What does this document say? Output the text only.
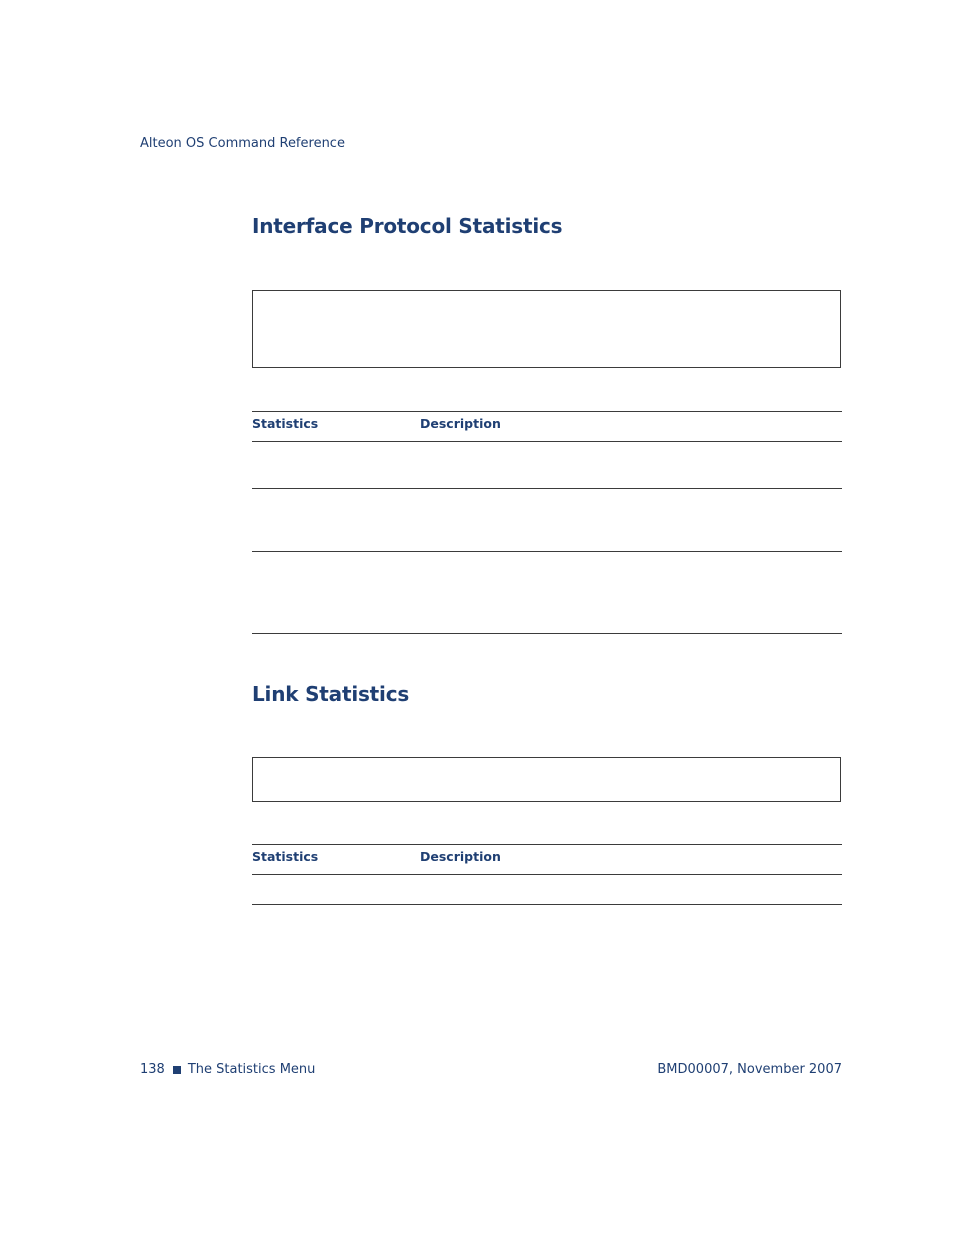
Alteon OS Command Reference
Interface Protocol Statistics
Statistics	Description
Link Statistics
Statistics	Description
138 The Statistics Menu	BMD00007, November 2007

WORK REQUIRED. Restate the records word for word, omitting images.

SOLUTION TO THIS PROBLEM.
What does this document say? Output the text only.
Alteon OS Command Reference
Interface Protocol Statistics
Statistics	Description
Link Statistics
Statistics	Description
138 The Statistics Menu	BMD00007, November 2007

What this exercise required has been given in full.